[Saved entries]
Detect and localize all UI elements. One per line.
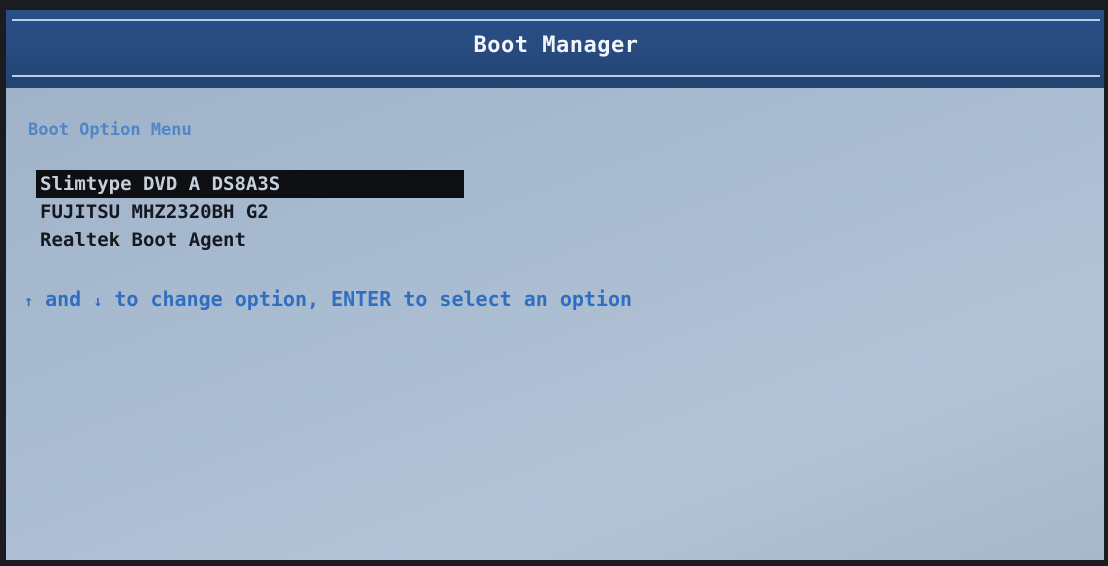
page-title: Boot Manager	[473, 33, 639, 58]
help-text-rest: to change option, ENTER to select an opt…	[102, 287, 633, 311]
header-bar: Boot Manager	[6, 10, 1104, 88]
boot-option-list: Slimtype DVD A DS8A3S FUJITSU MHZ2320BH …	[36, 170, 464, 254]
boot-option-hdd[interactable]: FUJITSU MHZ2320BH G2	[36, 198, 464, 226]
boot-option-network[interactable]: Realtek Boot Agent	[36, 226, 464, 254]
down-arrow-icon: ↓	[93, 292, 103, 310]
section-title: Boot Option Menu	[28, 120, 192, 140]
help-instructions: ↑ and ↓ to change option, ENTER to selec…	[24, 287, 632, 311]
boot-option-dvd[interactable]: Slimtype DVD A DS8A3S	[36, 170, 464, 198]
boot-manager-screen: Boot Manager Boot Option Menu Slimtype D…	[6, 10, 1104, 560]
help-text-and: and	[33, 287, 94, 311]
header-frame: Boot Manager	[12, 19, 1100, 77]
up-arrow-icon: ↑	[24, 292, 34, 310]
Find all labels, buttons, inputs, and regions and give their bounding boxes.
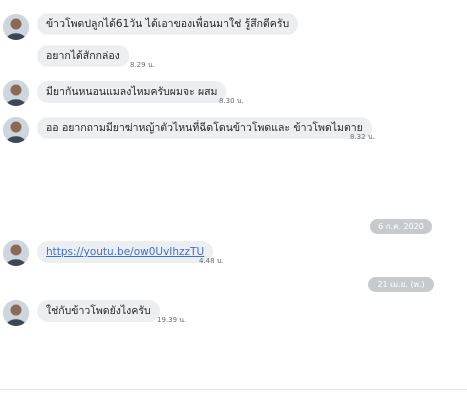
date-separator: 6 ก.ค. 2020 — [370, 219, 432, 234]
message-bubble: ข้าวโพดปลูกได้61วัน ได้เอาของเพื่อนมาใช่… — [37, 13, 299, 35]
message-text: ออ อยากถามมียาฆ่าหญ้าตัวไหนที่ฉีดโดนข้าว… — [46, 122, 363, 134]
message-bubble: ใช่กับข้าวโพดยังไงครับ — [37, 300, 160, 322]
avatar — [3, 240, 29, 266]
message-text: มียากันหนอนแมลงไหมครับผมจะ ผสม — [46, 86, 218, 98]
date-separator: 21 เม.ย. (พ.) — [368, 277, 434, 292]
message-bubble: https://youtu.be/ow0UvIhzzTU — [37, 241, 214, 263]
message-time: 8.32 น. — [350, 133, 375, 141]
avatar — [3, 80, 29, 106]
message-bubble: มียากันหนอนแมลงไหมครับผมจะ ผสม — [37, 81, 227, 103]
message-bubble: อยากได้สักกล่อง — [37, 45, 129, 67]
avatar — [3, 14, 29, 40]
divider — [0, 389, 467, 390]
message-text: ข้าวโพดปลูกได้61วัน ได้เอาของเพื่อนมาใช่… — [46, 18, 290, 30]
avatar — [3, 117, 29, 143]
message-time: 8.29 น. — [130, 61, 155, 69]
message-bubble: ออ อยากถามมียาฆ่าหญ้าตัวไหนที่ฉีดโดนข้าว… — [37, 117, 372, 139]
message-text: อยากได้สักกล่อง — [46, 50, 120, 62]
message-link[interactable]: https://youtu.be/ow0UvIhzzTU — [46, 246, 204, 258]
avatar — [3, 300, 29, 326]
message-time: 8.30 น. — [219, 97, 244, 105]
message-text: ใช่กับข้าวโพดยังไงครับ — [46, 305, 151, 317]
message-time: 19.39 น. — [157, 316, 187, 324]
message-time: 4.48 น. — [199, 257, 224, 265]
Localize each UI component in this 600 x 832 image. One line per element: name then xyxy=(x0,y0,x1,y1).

◆ **THE TASK**: Reproduce all of the data above word for word, leaving out the pictures.

◆ **SOLUTION FOR THIS TASK**:
Detect and localize all UI elements. One per line.
page-title: Boot Manager	[473, 33, 639, 58]
help-text-rest: to change option, ENTER to select an opt…	[102, 287, 633, 311]
header-bar: Boot Manager	[6, 10, 1104, 88]
boot-option-list: Slimtype DVD A DS8A3S FUJITSU MHZ2320BH …	[36, 170, 464, 254]
boot-option-hdd[interactable]: FUJITSU MHZ2320BH G2	[36, 198, 464, 226]
boot-option-network[interactable]: Realtek Boot Agent	[36, 226, 464, 254]
down-arrow-icon: ↓	[93, 292, 103, 310]
section-title: Boot Option Menu	[28, 120, 192, 140]
help-instructions: ↑ and ↓ to change option, ENTER to selec…	[24, 287, 632, 311]
boot-option-dvd[interactable]: Slimtype DVD A DS8A3S	[36, 170, 464, 198]
boot-manager-screen: Boot Manager Boot Option Menu Slimtype D…	[6, 10, 1104, 560]
help-text-and: and	[33, 287, 94, 311]
header-frame: Boot Manager	[12, 19, 1100, 77]
up-arrow-icon: ↑	[24, 292, 34, 310]
Find all labels, buttons, inputs, and regions and give their bounding boxes.
date-separator: 6 ก.ค. 2020 — [370, 219, 432, 234]
message-bubble: ข้าวโพดปลูกได้61วัน ได้เอาของเพื่อนมาใช่… — [37, 13, 299, 35]
message-text: ออ อยากถามมียาฆ่าหญ้าตัวไหนที่ฉีดโดนข้าว… — [46, 122, 363, 134]
message-bubble: ใช่กับข้าวโพดยังไงครับ — [37, 300, 160, 322]
avatar — [3, 240, 29, 266]
message-text: มียากันหนอนแมลงไหมครับผมจะ ผสม — [46, 86, 218, 98]
date-separator: 21 เม.ย. (พ.) — [368, 277, 434, 292]
message-bubble: https://youtu.be/ow0UvIhzzTU — [37, 241, 214, 263]
message-time: 8.32 น. — [350, 133, 375, 141]
avatar — [3, 80, 29, 106]
message-bubble: มียากันหนอนแมลงไหมครับผมจะ ผสม — [37, 81, 227, 103]
message-bubble: อยากได้สักกล่อง — [37, 45, 129, 67]
avatar — [3, 14, 29, 40]
divider — [0, 389, 467, 390]
message-text: ข้าวโพดปลูกได้61วัน ได้เอาของเพื่อนมาใช่… — [46, 18, 290, 30]
avatar — [3, 117, 29, 143]
message-time: 8.29 น. — [130, 61, 155, 69]
message-bubble: ออ อยากถามมียาฆ่าหญ้าตัวไหนที่ฉีดโดนข้าว… — [37, 117, 372, 139]
message-text: อยากได้สักกล่อง — [46, 50, 120, 62]
message-link[interactable]: https://youtu.be/ow0UvIhzzTU — [46, 246, 204, 258]
avatar — [3, 300, 29, 326]
message-time: 8.30 น. — [219, 97, 244, 105]
message-text: ใช่กับข้าวโพดยังไงครับ — [46, 305, 151, 317]
message-time: 19.39 น. — [157, 316, 187, 324]
message-time: 4.48 น. — [199, 257, 224, 265]
Localize each UI component in this 600 x 832 image. One line per element: name then xyxy=(x0,y0,x1,y1).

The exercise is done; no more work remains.